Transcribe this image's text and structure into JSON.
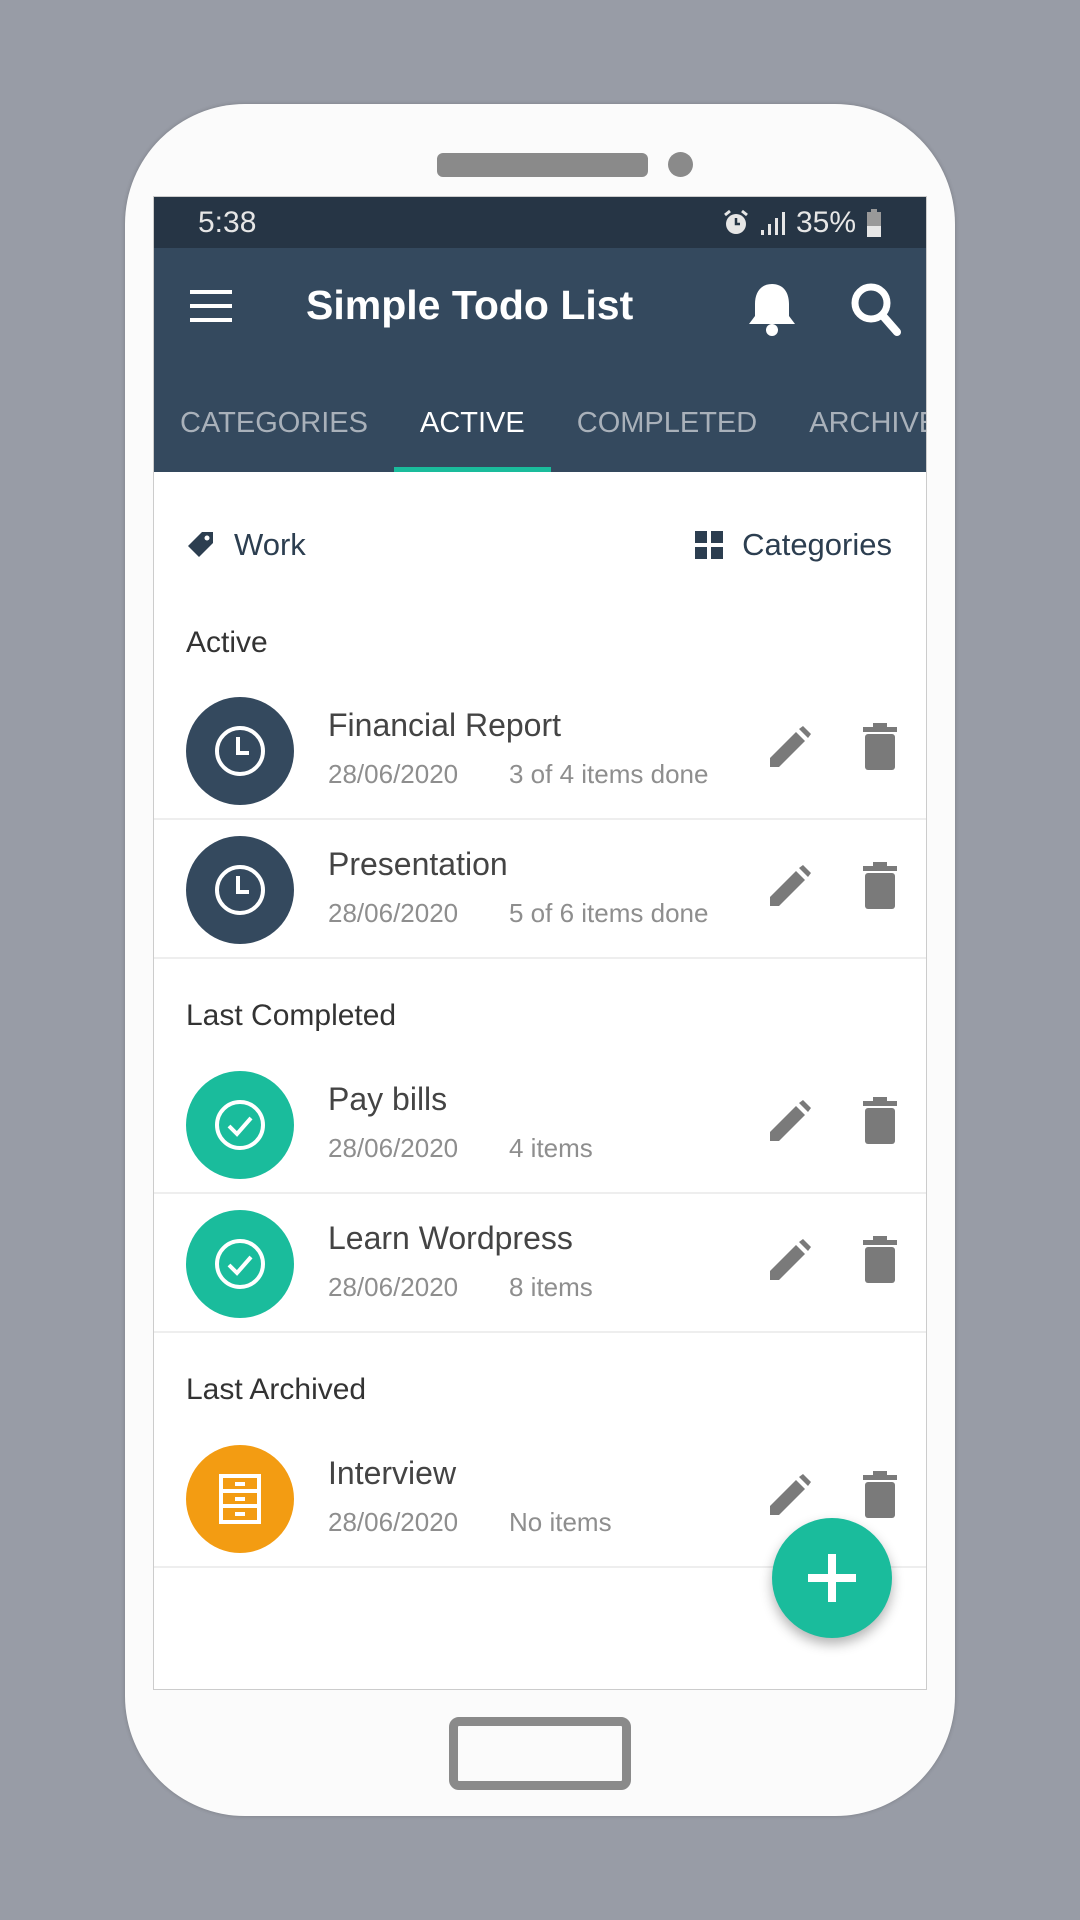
{
  "status": {
    "time": "5:38",
    "battery": "35%"
  },
  "toolbar": {
    "title": "Simple Todo List"
  },
  "tabs": [
    {
      "label": "CATEGORIES"
    },
    {
      "label": "ACTIVE",
      "active": true
    },
    {
      "label": "COMPLETED"
    },
    {
      "label": "ARCHIVED"
    }
  ],
  "filter": {
    "category": "Work",
    "categories_button": "Categories"
  },
  "sections": {
    "active": "Active",
    "completed": "Last Completed",
    "archived": "Last Archived"
  },
  "rows": [
    {
      "title": "Financial Report",
      "date": "28/06/2020",
      "info": "3 of 4 items done",
      "status": "active",
      "icon": "clock-icon"
    },
    {
      "title": "Presentation",
      "date": "28/06/2020",
      "info": "5 of 6 items done",
      "status": "active",
      "icon": "clock-icon"
    },
    {
      "title": "Pay bills",
      "date": "28/06/2020",
      "info": "4 items",
      "status": "completed",
      "icon": "check-icon"
    },
    {
      "title": "Learn Wordpress",
      "date": "28/06/2020",
      "info": "8 items",
      "status": "completed",
      "icon": "check-icon"
    },
    {
      "title": "Interview",
      "date": "28/06/2020",
      "info": "No items",
      "status": "archived",
      "icon": "archive-icon"
    }
  ],
  "colors": {
    "active": "#34495e",
    "completed": "#1abc9c",
    "archived": "#f39c12",
    "accent": "#1abc9c"
  }
}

§ Brief
How many lines of these entries contain "items"? Answer with the number and nothing else.

§ Complete answer
5